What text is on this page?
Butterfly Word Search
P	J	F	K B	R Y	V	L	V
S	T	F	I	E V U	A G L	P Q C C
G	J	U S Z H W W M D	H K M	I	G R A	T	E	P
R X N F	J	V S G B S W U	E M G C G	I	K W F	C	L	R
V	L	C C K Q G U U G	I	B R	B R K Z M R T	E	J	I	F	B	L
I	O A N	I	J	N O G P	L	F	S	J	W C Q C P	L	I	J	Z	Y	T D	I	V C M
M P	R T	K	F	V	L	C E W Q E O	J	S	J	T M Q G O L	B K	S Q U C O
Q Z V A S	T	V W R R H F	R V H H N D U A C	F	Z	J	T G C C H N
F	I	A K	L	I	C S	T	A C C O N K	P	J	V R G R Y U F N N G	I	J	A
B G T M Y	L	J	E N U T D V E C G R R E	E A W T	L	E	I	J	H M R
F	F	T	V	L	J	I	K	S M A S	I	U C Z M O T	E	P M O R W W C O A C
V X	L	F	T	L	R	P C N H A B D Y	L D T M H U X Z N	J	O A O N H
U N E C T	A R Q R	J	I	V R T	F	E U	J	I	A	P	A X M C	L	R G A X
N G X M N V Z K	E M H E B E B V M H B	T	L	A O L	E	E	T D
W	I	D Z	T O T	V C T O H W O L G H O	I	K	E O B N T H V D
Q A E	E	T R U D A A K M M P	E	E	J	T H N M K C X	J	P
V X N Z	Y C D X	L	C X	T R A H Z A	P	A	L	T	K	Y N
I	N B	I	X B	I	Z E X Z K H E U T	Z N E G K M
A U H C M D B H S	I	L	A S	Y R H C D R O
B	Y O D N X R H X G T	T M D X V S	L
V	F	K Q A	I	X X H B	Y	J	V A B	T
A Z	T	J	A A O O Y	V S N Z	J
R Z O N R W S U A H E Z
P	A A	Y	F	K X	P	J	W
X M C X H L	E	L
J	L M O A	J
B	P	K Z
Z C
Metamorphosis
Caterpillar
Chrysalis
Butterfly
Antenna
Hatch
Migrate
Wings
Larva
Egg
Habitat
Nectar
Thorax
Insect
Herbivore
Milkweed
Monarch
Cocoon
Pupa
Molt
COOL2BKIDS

———

> **TASK TO COMPLETE**:
Copy all of the data exactly.

> **ANSWER TO THE PROBLEM**:
What text is on this page?
Butterfly Word Search
P	J	F	K B	R Y	V	L	V
S	T	F	I	E V U	A G L	P Q C C
G	J	U S Z H W W M D	H K M	I	G R A	T	E	P
R X N F	J	V S G B S W U	E M G C G	I	K W F	C	L	R
V	L	C C K Q G U U G	I	B R	B R K Z M R T	E	J	I	F	B	L
I	O A N	I	J	N O G P	L	F	S	J	W C Q C P	L	I	J	Z	Y	T D	I	V C M
M P	R T	K	F	V	L	C E W Q E O	J	S	J	T M Q G O L	B K	S Q U C O
Q Z V A S	T	V W R R H F	R V H H N D U A C	F	Z	J	T G C C H N
F	I	A K	L	I	C S	T	A C C O N K	P	J	V R G R Y U F N N G	I	J	A
B G T M Y	L	J	E N U T D V E C G R R E	E A W T	L	E	I	J	H M R
F	F	T	V	L	J	I	K	S M A S	I	U C Z M O T	E	P M O R W W C O A C
V X	L	F	T	L	R	P C N H A B D Y	L D T M H U X Z N	J	O A O N H
U N E C T	A R Q R	J	I	V R T	F	E U	J	I	A	P	A X M C	L	R G A X
N G X M N V Z K	E M H E B E B V M H B	T	L	A O L	E	E	T D
W	I	D Z	T O T	V C T O H W O L G H O	I	K	E O B N T H V D
Q A E	E	T R U D A A K M M P	E	E	J	T H N M K C X	J	P
V X N Z	Y C D X	L	C X	T R A H Z A	P	A	L	T	K	Y N
I	N B	I	X B	I	Z E X Z K H E U T	Z N E G K M
A U H C M D B H S	I	L	A S	Y R H C D R O
B	Y O D N X R H X G T	T M D X V S	L
V	F	K Q A	I	X X H B	Y	J	V A B	T
A Z	T	J	A A O O Y	V S N Z	J
R Z O N R W S U A H E Z
P	A A	Y	F	K X	P	J	W
X M C X H L	E	L
J	L M O A	J
B	P	K Z
Z C
Metamorphosis
Caterpillar
Chrysalis
Butterfly
Antenna
Hatch
Migrate
Wings
Larva
Egg
Habitat
Nectar
Thorax
Insect
Herbivore
Milkweed
Monarch
Cocoon
Pupa
Molt
COOL2BKIDS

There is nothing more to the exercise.